-- Begin Information provided --

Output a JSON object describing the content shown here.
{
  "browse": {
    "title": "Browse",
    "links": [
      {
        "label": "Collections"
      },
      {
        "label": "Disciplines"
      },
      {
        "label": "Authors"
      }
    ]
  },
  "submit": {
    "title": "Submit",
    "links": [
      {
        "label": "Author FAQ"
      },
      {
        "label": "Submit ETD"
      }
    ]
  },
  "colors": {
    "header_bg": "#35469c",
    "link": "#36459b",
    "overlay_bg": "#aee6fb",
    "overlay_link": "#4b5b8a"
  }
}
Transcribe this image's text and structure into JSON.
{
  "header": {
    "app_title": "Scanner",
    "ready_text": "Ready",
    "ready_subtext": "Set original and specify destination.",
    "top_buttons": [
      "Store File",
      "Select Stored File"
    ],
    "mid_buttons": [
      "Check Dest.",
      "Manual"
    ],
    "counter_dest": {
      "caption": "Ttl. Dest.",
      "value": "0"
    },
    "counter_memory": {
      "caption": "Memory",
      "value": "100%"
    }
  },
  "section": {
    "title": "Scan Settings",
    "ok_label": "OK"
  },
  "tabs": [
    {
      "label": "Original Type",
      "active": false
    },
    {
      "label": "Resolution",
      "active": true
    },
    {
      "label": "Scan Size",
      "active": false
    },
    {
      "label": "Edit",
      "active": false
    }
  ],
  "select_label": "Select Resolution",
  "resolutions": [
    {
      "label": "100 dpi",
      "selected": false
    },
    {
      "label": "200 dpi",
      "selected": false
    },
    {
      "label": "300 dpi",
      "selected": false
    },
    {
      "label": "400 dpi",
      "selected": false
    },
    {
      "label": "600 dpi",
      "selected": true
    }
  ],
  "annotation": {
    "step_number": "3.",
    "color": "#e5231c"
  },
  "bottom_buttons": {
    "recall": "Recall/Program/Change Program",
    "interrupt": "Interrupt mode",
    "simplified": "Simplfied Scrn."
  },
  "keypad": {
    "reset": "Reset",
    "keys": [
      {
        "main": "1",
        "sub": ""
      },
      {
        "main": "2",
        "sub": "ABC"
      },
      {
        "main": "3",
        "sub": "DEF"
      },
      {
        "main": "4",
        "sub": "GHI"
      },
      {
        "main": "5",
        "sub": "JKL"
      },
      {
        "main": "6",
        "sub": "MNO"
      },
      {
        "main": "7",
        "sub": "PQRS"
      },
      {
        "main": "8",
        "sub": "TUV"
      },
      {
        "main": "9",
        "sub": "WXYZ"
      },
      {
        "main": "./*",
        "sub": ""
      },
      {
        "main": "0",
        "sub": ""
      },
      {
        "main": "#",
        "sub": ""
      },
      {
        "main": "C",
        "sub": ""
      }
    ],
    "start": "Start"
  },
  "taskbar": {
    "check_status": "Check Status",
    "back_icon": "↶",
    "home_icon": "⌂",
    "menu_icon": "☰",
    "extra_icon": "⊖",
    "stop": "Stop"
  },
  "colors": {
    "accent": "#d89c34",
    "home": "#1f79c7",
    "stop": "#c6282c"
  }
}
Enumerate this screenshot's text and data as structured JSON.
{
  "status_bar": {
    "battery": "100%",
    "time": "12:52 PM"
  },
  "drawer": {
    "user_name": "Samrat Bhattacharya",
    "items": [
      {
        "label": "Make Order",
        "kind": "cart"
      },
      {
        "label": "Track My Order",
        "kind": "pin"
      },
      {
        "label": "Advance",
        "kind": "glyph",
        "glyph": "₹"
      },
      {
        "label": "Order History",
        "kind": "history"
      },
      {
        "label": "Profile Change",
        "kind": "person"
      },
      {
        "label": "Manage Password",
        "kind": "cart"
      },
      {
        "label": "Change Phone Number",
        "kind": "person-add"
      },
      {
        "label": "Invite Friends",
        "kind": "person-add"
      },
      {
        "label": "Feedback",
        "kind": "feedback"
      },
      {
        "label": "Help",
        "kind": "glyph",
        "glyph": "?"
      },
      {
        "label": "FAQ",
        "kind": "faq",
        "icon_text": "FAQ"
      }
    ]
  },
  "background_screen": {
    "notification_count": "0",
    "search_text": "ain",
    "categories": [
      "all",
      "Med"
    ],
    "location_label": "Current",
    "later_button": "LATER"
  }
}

-- End Information provided --
-- Begin Information provided --

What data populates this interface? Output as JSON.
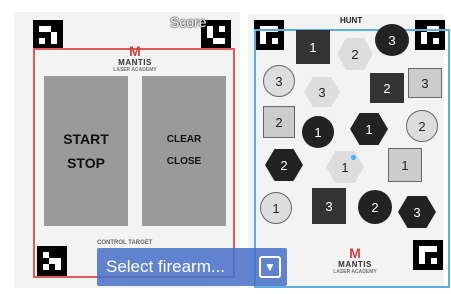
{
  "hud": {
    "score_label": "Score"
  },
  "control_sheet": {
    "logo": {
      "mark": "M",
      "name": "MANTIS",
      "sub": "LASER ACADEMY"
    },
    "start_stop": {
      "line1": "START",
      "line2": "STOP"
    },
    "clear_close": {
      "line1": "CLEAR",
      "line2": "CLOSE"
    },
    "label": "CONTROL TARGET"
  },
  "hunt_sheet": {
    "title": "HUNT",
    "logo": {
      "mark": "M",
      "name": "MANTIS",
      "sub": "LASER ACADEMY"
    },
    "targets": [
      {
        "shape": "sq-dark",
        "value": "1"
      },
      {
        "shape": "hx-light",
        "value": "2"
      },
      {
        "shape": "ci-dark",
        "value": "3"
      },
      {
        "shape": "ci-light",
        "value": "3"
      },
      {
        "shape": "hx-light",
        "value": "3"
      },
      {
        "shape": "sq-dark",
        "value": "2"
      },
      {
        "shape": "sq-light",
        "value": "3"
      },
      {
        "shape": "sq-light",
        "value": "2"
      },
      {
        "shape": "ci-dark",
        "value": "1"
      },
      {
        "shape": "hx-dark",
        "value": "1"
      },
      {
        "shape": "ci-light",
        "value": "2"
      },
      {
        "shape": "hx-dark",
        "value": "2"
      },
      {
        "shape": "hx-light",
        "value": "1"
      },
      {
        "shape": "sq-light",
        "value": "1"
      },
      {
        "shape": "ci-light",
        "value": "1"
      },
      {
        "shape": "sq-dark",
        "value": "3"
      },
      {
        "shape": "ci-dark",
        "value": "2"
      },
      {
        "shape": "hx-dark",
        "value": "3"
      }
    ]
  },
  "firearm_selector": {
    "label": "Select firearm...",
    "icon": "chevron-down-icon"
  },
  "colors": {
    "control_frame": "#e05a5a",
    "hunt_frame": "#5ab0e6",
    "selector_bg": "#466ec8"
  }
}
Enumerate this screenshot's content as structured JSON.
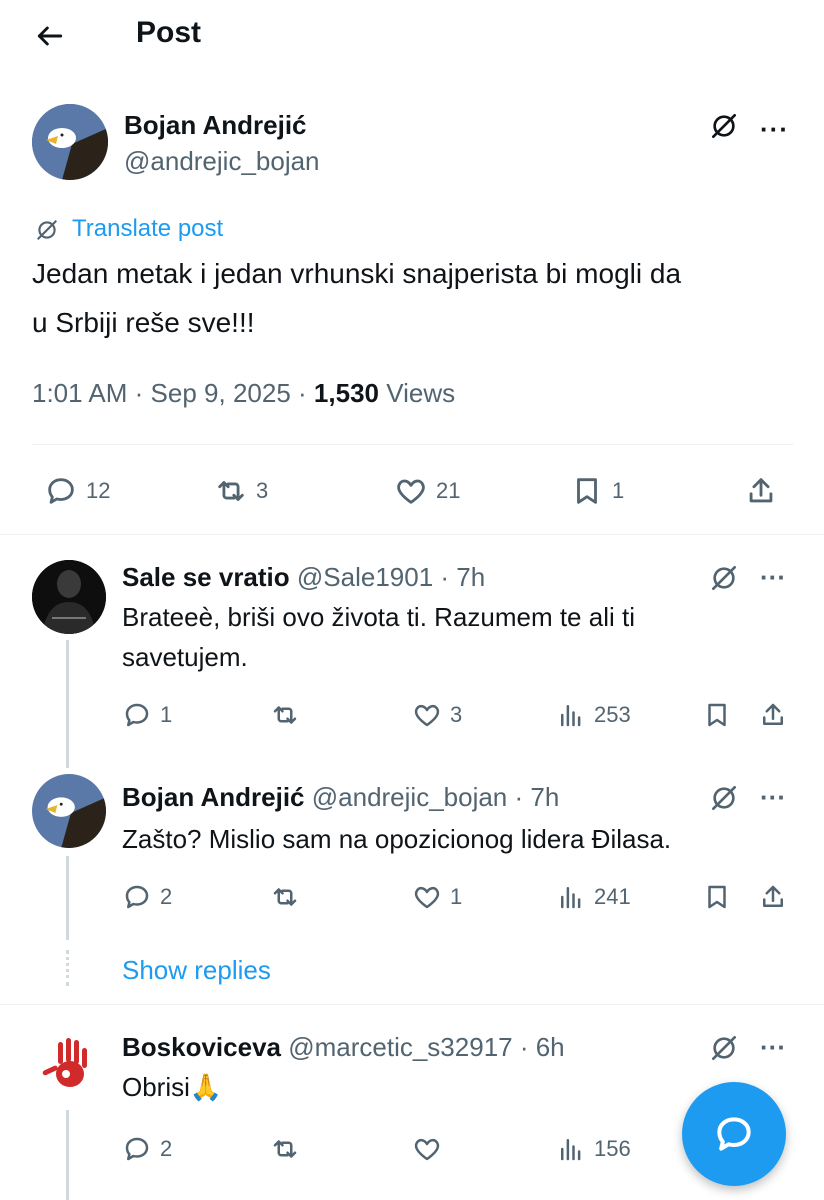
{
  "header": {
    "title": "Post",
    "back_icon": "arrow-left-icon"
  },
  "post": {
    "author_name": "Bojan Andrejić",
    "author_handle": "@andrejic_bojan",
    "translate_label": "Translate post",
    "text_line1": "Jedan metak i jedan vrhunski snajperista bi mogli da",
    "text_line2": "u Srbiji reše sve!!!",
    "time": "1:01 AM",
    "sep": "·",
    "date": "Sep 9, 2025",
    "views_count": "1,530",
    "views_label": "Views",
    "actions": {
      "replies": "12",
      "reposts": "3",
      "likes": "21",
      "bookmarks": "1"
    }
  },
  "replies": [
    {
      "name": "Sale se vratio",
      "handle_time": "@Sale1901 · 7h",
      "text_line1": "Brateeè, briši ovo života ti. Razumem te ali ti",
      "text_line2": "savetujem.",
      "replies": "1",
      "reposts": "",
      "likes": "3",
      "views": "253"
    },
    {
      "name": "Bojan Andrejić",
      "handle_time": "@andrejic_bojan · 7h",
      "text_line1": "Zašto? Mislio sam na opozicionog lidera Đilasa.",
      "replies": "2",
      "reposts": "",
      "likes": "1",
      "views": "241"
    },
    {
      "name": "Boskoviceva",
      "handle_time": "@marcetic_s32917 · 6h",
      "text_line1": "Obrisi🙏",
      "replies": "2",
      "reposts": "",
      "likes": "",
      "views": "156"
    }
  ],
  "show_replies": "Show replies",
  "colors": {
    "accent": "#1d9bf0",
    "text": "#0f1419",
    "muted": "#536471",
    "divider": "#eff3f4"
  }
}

-- End Information provided --

• **What the task asks**
From the listing above, return each line with the word "Change".

• **Reply to the exercise**
    "recall": "Recall/Program/Change Program",
        "label": "Profile Change",
        "label": "Change Phone Number",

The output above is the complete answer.